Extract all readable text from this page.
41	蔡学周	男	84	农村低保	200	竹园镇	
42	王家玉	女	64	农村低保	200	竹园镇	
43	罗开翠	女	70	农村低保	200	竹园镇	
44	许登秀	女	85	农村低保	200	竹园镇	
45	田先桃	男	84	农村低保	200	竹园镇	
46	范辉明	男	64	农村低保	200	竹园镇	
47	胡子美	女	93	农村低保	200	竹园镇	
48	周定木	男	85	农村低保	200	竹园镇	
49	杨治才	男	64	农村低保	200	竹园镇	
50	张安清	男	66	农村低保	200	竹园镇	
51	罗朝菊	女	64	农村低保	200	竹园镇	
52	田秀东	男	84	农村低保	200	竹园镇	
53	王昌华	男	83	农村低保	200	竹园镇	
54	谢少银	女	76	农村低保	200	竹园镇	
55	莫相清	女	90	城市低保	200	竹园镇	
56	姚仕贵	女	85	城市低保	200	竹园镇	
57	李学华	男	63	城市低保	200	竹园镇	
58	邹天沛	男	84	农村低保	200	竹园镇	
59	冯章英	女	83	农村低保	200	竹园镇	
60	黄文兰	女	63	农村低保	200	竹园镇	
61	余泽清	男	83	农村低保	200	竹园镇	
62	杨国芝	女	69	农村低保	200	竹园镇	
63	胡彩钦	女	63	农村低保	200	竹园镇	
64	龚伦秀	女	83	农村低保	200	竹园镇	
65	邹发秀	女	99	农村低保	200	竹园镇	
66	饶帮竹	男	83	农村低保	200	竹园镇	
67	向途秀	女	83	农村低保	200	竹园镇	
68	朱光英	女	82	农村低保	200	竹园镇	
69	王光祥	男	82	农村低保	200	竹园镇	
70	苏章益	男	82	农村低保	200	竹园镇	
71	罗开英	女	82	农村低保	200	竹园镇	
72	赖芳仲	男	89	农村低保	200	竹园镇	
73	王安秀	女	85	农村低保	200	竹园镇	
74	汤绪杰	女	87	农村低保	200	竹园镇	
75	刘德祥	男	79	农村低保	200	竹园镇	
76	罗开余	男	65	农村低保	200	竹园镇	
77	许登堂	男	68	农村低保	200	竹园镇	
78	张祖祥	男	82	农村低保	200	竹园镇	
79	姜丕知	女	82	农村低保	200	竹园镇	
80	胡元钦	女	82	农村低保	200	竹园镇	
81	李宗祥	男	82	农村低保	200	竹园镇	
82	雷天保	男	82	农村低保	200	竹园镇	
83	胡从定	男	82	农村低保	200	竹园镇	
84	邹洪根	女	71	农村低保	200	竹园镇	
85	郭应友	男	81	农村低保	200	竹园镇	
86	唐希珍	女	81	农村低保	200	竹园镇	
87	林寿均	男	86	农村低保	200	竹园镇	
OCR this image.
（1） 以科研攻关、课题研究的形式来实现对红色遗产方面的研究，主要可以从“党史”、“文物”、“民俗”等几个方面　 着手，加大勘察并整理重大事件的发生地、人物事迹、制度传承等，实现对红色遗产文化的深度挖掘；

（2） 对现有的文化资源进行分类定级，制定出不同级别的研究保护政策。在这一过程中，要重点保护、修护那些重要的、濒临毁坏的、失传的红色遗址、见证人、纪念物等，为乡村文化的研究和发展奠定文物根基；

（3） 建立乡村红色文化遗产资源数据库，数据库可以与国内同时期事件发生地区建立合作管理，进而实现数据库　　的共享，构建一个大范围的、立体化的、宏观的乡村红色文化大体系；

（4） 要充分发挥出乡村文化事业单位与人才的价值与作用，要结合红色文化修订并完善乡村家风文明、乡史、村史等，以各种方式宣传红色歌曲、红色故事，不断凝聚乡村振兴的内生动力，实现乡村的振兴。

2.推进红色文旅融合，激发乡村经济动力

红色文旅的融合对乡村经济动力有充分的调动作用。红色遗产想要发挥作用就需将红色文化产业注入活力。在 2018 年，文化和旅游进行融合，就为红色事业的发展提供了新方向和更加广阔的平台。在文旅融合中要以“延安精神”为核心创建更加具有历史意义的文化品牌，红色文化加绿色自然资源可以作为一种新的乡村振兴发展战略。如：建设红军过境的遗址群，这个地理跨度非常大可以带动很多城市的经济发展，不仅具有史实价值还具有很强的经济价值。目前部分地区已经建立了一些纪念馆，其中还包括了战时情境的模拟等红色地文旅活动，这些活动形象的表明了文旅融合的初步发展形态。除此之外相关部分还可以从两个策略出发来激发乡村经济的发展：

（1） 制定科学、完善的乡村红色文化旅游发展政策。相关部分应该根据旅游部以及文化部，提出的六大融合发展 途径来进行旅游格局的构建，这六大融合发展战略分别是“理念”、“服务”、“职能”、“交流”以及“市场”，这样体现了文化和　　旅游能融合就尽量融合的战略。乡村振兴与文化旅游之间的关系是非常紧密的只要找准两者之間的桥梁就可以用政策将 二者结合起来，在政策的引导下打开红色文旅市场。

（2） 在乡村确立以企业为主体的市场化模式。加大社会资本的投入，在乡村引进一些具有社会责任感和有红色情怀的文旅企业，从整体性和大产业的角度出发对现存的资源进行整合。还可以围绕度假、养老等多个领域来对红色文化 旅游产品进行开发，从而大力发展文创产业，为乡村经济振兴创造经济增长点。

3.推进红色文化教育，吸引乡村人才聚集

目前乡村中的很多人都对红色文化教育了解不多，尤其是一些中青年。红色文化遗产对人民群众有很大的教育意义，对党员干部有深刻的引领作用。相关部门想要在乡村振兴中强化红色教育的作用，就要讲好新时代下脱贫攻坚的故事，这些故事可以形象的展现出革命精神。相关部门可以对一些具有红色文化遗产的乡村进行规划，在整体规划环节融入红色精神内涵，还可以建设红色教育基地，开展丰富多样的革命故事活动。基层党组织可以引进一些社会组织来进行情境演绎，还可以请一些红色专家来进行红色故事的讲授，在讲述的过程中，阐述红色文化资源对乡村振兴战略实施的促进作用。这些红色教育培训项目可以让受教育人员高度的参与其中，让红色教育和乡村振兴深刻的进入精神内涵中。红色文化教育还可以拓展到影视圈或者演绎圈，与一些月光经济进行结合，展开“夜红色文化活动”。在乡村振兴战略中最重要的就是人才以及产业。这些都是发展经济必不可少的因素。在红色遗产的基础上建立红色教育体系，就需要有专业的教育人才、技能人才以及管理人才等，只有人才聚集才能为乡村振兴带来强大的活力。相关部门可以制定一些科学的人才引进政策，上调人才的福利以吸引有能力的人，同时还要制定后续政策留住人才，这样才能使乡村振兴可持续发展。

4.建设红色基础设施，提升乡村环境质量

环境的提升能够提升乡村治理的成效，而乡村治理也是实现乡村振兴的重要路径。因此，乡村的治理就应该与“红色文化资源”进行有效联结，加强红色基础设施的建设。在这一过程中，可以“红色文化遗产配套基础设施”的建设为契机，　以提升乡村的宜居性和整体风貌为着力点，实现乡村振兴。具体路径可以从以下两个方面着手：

########

■ What is expected ■
Identify the lines above that contain the word "城市低保", then copy them.

■ Answer for this exercise ■
55	莫相清	女	90	城市低保	200	竹园镇	
56	姚仕贵	女	85	城市低保	200	竹园镇	
57	李学华	男	63	城市低保	200	竹园镇	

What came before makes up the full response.